Your task is to extract every entry that follows word for word while excluding the pictures.

● ● ●

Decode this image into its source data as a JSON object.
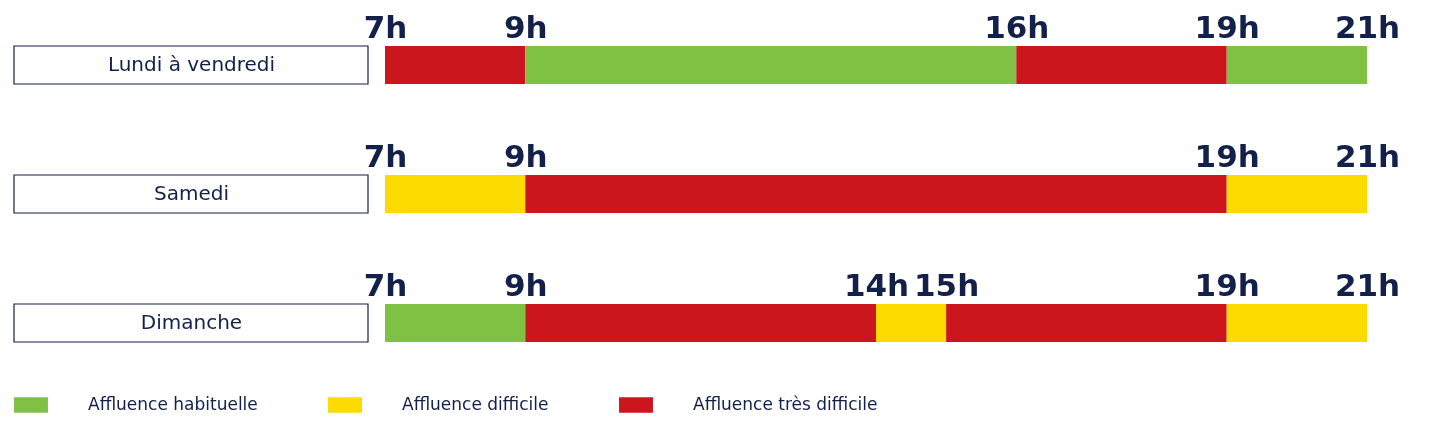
{
  "chart_data": [
    {
      "type": "bar",
      "orientation": "horizontal",
      "categories": [
        "Lundi à vendredi"
      ],
      "xlim": [
        7,
        21
      ],
      "xticks": [
        {
          "value": 7,
          "label": "7h"
        },
        {
          "value": 9,
          "label": "9h"
        },
        {
          "value": 16,
          "label": "16h"
        },
        {
          "value": 19,
          "label": "19h"
        },
        {
          "value": 21,
          "label": "21h"
        }
      ],
      "series": [
        {
          "color": "#cb161e",
          "base": [
            7
          ],
          "values": [
            2
          ]
        },
        {
          "color": "#7fc142",
          "base": [
            9
          ],
          "values": [
            7
          ]
        },
        {
          "color": "#cb161e",
          "base": [
            16
          ],
          "values": [
            3
          ]
        },
        {
          "color": "#7fc142",
          "base": [
            19
          ],
          "values": [
            2
          ]
        }
      ]
    },
    {
      "type": "bar",
      "orientation": "horizontal",
      "categories": [
        "Samedi"
      ],
      "xlim": [
        7,
        21
      ],
      "xticks": [
        {
          "value": 7,
          "label": "7h"
        },
        {
          "value": 9,
          "label": "9h"
        },
        {
          "value": 19,
          "label": "19h"
        },
        {
          "value": 21,
          "label": "21h"
        }
      ],
      "series": [
        {
          "color": "#fcdb00",
          "base": [
            7
          ],
          "values": [
            2
          ]
        },
        {
          "color": "#cb161e",
          "base": [
            9
          ],
          "values": [
            10
          ]
        },
        {
          "color": "#fcdb00",
          "base": [
            19
          ],
          "values": [
            2
          ]
        }
      ]
    },
    {
      "type": "bar",
      "orientation": "horizontal",
      "categories": [
        "Dimanche"
      ],
      "xlim": [
        7,
        21
      ],
      "legend": "bottom",
      "xticks": [
        {
          "value": 7,
          "label": "7h"
        },
        {
          "value": 9,
          "label": "9h"
        },
        {
          "value": 14,
          "label": "14h"
        },
        {
          "value": 15,
          "label": "15h"
        },
        {
          "value": 19,
          "label": "19h"
        },
        {
          "value": 21,
          "label": "21h"
        }
      ],
      "series": [
        {
          "name": "Affluence habituelle",
          "color": "#7fc142",
          "base": [
            7
          ],
          "values": [
            2
          ]
        },
        {
          "name": "Affluence difficile",
          "color": "#fcdb00",
          "base": [
            14
          ],
          "values": [
            1
          ]
        },
        {
          "name": "Affluence très difficile",
          "color": "#cb161e",
          "base": [
            9
          ],
          "values": [
            5
          ]
        },
        {
          "color": "#cb161e",
          "base": [
            15
          ],
          "values": [
            4
          ]
        },
        {
          "color": "#fcdb00",
          "base": [
            19
          ],
          "values": [
            2
          ]
        }
      ]
    }
  ]
}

● ● ●

▶ Expected answer:
Decode this image into its source data as a JSON object.
{
  "chart_data": [
    {
      "type": "bar",
      "orientation": "horizontal",
      "categories": [
        "Lundi à vendredi"
      ],
      "xlim": [
        7,
        21
      ],
      "xticks": [
        {
          "value": 7,
          "label": "7h"
        },
        {
          "value": 9,
          "label": "9h"
        },
        {
          "value": 16,
          "label": "16h"
        },
        {
          "value": 19,
          "label": "19h"
        },
        {
          "value": 21,
          "label": "21h"
        }
      ],
      "series": [
        {
          "color": "#cb161e",
          "base": [
            7
          ],
          "values": [
            2
          ]
        },
        {
          "color": "#7fc142",
          "base": [
            9
          ],
          "values": [
            7
          ]
        },
        {
          "color": "#cb161e",
          "base": [
            16
          ],
          "values": [
            3
          ]
        },
        {
          "color": "#7fc142",
          "base": [
            19
          ],
          "values": [
            2
          ]
        }
      ]
    },
    {
      "type": "bar",
      "orientation": "horizontal",
      "categories": [
        "Samedi"
      ],
      "xlim": [
        7,
        21
      ],
      "xticks": [
        {
          "value": 7,
          "label": "7h"
        },
        {
          "value": 9,
          "label": "9h"
        },
        {
          "value": 19,
          "label": "19h"
        },
        {
          "value": 21,
          "label": "21h"
        }
      ],
      "series": [
        {
          "color": "#fcdb00",
          "base": [
            7
          ],
          "values": [
            2
          ]
        },
        {
          "color": "#cb161e",
          "base": [
            9
          ],
          "values": [
            10
          ]
        },
        {
          "color": "#fcdb00",
          "base": [
            19
          ],
          "values": [
            2
          ]
        }
      ]
    },
    {
      "type": "bar",
      "orientation": "horizontal",
      "categories": [
        "Dimanche"
      ],
      "xlim": [
        7,
        21
      ],
      "legend": "bottom",
      "xticks": [
        {
          "value": 7,
          "label": "7h"
        },
        {
          "value": 9,
          "label": "9h"
        },
        {
          "value": 14,
          "label": "14h"
        },
        {
          "value": 15,
          "label": "15h"
        },
        {
          "value": 19,
          "label": "19h"
        },
        {
          "value": 21,
          "label": "21h"
        }
      ],
      "series": [
        {
          "name": "Affluence habituelle",
          "color": "#7fc142",
          "base": [
            7
          ],
          "values": [
            2
          ]
        },
        {
          "name": "Affluence difficile",
          "color": "#fcdb00",
          "base": [
            14
          ],
          "values": [
            1
          ]
        },
        {
          "name": "Affluence très difficile",
          "color": "#cb161e",
          "base": [
            9
          ],
          "values": [
            5
          ]
        },
        {
          "color": "#cb161e",
          "base": [
            15
          ],
          "values": [
            4
          ]
        },
        {
          "color": "#fcdb00",
          "base": [
            19
          ],
          "values": [
            2
          ]
        }
      ]
    }
  ]
}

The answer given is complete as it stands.